## [Your objective]
Pick out each line of the records in which the word "TurboSmooth" appears.

——

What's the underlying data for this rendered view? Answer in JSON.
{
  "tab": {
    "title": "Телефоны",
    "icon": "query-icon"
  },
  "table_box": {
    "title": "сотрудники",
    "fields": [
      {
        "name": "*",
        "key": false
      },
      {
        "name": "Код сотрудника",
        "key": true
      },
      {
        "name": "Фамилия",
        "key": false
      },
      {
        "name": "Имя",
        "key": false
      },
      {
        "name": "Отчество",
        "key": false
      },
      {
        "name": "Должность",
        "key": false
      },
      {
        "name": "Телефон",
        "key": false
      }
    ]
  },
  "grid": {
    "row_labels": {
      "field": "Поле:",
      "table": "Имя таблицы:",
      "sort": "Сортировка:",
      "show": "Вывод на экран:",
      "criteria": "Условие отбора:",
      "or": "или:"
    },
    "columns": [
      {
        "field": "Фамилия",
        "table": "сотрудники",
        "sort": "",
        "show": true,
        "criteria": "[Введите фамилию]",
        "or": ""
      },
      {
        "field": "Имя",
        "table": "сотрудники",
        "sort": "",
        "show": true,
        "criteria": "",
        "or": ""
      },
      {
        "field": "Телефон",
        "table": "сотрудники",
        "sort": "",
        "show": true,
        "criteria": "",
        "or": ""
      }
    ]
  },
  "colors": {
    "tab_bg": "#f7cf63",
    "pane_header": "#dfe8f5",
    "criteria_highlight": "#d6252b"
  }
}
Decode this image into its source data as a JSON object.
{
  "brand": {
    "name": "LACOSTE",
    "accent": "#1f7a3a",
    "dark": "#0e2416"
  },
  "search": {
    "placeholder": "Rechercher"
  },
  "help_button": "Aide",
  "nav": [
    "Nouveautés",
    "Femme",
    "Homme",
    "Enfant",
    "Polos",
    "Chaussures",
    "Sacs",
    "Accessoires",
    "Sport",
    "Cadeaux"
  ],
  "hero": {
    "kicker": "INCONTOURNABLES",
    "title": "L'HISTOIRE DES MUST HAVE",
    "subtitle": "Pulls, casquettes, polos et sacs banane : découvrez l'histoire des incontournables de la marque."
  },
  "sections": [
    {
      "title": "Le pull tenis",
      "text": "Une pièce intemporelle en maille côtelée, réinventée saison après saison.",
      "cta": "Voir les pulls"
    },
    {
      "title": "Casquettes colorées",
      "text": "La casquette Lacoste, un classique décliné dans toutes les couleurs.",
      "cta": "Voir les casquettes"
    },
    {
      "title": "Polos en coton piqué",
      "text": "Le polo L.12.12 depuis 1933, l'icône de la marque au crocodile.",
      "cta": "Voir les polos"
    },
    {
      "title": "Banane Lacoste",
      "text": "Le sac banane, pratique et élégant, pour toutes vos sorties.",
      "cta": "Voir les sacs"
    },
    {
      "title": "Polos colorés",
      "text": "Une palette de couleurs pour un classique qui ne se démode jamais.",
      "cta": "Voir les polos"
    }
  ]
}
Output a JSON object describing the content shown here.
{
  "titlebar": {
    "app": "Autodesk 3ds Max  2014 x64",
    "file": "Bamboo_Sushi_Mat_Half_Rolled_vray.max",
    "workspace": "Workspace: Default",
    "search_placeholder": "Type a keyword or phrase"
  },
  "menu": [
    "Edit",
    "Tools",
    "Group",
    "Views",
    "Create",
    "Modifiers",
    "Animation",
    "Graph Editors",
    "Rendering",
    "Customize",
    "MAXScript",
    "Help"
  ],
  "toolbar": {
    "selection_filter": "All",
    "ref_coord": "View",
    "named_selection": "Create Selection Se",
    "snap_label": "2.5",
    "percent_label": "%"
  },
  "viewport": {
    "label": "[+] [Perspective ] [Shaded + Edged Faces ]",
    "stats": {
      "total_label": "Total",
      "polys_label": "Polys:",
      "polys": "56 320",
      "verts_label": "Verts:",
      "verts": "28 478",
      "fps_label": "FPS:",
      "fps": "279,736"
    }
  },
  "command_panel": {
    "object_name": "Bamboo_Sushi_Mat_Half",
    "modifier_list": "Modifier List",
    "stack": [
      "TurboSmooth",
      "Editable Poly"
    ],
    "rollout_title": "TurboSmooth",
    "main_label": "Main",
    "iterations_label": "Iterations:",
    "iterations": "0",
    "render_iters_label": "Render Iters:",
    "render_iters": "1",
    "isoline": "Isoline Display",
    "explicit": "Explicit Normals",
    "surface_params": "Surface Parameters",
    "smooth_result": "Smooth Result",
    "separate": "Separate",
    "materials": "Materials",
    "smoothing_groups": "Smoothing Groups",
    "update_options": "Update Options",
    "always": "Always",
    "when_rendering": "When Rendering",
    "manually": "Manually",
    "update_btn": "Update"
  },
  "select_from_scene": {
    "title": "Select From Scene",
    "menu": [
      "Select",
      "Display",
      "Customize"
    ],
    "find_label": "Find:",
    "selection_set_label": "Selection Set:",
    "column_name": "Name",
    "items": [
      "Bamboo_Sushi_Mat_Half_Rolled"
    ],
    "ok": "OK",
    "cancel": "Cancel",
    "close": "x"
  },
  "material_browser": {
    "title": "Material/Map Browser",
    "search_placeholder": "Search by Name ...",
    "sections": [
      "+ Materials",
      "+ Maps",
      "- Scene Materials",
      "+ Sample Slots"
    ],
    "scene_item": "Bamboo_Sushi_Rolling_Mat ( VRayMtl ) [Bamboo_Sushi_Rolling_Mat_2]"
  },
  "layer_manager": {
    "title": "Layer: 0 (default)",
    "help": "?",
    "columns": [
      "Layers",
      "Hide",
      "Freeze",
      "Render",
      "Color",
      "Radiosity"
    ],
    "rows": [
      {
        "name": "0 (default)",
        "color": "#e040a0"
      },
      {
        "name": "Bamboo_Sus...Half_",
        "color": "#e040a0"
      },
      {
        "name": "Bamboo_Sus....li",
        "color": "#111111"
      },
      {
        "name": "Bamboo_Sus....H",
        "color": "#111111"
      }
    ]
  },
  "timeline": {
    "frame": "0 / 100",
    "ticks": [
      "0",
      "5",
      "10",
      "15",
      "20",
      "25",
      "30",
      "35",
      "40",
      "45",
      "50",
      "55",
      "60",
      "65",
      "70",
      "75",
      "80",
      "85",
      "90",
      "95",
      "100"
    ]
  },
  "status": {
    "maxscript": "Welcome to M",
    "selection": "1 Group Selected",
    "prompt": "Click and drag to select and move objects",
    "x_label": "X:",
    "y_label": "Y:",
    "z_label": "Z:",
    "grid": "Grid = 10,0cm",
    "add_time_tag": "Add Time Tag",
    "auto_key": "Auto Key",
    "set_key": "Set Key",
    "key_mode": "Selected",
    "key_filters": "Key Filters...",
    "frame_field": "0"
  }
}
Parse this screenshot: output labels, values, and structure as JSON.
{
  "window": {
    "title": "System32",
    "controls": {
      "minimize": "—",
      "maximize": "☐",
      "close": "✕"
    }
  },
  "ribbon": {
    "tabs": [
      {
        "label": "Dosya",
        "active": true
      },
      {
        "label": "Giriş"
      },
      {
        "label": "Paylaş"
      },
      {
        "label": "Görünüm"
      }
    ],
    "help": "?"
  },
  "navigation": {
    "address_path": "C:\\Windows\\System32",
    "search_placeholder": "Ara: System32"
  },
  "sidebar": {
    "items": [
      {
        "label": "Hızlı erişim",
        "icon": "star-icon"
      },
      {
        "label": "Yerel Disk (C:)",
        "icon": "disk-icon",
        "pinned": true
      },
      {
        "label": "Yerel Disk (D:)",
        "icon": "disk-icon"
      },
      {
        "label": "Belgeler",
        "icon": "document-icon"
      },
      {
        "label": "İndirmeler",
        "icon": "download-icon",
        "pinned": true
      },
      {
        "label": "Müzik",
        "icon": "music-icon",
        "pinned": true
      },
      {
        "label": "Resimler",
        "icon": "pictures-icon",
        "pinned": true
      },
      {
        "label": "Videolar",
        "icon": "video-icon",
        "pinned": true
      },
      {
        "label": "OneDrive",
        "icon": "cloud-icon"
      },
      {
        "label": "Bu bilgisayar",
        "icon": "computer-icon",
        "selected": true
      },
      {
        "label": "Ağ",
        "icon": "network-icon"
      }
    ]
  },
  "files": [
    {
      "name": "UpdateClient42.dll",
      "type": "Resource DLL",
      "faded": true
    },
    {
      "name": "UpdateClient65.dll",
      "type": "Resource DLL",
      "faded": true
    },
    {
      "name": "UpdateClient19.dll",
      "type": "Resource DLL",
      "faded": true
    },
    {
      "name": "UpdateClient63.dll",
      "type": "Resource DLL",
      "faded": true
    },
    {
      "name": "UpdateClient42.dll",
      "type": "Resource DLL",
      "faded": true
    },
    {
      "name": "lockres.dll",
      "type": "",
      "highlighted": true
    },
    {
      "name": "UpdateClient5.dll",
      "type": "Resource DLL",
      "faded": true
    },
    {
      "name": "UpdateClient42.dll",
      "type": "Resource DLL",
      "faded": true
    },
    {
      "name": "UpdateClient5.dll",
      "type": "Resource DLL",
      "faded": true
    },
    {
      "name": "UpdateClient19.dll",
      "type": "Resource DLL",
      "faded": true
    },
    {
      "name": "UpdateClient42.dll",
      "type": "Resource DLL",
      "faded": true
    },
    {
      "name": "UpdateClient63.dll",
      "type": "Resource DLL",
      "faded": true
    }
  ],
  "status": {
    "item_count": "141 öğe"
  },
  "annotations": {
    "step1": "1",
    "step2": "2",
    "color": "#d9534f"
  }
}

——

## [Solution to this exercise]
      "TurboSmooth",
    "rollout_title": "TurboSmooth",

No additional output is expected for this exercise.